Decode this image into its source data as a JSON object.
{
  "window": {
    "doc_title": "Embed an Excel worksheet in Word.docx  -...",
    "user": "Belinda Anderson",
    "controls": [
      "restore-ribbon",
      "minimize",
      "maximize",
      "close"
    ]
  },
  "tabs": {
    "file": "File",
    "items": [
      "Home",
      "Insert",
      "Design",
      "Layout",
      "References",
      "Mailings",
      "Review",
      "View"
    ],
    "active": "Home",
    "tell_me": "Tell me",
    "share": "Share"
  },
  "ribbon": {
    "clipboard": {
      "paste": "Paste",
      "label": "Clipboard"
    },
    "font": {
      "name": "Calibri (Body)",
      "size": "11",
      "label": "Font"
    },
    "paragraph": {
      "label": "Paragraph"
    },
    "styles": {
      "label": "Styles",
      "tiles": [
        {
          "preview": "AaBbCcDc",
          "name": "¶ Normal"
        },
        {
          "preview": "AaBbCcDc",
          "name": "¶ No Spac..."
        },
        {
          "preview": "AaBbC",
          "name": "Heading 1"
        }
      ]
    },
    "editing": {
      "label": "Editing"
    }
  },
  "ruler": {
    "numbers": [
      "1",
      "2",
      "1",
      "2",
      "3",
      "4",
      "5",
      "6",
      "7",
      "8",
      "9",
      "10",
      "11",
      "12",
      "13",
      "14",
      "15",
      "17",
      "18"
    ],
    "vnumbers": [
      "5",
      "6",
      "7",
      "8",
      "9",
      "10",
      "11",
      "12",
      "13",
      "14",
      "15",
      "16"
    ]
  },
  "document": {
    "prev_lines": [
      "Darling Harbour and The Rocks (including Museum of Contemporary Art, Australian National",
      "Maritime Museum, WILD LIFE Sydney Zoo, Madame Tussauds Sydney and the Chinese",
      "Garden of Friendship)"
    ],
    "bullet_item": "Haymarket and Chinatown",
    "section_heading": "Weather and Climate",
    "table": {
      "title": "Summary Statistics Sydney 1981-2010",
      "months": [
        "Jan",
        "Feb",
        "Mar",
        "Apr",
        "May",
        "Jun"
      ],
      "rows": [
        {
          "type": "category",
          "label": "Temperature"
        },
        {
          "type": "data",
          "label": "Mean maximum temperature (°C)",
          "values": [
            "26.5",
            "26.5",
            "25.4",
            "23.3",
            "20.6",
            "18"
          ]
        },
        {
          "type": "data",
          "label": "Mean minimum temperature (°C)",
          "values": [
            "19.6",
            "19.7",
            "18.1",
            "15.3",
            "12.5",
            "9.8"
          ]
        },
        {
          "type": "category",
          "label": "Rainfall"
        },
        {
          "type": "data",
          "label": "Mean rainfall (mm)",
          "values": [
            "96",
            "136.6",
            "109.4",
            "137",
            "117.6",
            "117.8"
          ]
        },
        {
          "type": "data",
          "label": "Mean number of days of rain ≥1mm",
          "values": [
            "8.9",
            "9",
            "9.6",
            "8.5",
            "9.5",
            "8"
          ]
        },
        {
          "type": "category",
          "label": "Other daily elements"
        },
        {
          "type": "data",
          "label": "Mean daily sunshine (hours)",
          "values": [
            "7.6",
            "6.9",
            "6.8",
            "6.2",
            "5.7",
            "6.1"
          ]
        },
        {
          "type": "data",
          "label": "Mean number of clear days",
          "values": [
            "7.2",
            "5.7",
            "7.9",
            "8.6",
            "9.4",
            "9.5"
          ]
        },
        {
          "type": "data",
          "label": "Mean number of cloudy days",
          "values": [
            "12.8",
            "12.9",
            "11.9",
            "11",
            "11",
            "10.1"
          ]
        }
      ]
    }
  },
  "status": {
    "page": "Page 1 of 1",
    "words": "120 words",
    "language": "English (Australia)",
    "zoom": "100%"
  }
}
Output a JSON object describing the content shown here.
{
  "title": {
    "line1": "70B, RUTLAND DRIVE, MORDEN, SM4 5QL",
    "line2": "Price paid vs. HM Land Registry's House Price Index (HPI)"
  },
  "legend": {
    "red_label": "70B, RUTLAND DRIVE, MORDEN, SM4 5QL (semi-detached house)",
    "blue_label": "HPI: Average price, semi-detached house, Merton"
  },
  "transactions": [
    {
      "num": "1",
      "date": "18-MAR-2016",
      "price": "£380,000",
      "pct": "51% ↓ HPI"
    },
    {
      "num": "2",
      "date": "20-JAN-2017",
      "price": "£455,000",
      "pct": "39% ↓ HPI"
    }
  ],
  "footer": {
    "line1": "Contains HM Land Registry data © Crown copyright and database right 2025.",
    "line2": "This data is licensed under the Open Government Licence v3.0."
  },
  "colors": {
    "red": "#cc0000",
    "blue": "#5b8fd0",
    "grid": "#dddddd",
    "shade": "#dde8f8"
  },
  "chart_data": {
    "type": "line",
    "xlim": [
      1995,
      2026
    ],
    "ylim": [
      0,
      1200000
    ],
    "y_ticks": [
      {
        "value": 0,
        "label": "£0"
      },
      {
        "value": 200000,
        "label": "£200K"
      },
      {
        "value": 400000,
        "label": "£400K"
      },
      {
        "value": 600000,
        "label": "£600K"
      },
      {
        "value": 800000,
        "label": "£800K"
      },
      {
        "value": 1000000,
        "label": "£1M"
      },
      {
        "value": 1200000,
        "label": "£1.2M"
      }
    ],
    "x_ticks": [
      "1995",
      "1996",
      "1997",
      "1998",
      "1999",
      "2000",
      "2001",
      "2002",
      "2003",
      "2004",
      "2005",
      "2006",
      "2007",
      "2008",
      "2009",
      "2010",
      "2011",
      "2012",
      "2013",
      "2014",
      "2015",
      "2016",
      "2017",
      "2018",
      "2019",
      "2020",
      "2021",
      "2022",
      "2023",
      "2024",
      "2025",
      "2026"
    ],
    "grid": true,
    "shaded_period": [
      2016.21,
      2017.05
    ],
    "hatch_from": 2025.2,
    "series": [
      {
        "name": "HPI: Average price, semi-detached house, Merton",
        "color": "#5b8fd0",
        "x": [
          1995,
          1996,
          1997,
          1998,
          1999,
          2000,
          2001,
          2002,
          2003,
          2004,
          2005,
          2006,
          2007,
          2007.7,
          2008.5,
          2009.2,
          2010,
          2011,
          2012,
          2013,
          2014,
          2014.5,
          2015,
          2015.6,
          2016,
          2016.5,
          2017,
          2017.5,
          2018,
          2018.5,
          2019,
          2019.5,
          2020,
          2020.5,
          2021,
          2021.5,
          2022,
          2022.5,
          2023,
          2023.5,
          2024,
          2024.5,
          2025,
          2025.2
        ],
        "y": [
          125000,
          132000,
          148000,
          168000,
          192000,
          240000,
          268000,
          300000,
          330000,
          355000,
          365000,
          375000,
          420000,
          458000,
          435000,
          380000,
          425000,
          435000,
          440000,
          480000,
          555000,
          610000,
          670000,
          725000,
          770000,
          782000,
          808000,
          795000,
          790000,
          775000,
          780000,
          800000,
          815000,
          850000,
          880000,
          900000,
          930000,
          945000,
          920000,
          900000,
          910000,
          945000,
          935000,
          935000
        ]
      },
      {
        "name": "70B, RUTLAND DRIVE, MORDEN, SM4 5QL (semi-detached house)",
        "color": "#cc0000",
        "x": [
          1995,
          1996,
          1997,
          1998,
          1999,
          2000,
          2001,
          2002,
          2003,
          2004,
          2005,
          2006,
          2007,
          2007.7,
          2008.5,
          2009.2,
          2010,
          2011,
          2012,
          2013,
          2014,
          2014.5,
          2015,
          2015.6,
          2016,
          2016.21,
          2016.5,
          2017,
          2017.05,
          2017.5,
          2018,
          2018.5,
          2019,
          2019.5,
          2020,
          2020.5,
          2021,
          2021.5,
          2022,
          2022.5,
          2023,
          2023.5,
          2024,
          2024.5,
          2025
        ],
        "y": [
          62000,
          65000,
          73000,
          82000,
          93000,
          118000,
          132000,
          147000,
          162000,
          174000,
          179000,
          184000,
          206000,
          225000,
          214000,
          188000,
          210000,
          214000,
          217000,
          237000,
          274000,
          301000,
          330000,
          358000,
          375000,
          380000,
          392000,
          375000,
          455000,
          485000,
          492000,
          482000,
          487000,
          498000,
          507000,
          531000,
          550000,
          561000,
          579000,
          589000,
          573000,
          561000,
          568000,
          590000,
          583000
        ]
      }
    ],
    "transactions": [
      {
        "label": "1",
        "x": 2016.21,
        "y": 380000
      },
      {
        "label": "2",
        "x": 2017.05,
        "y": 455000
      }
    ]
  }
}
══════════
Gather each line of the listing containing the word "daily" and show it.

__Answer to this problem__
          "label": "Other daily elements"
          "label": "Mean daily sunshine (hours)",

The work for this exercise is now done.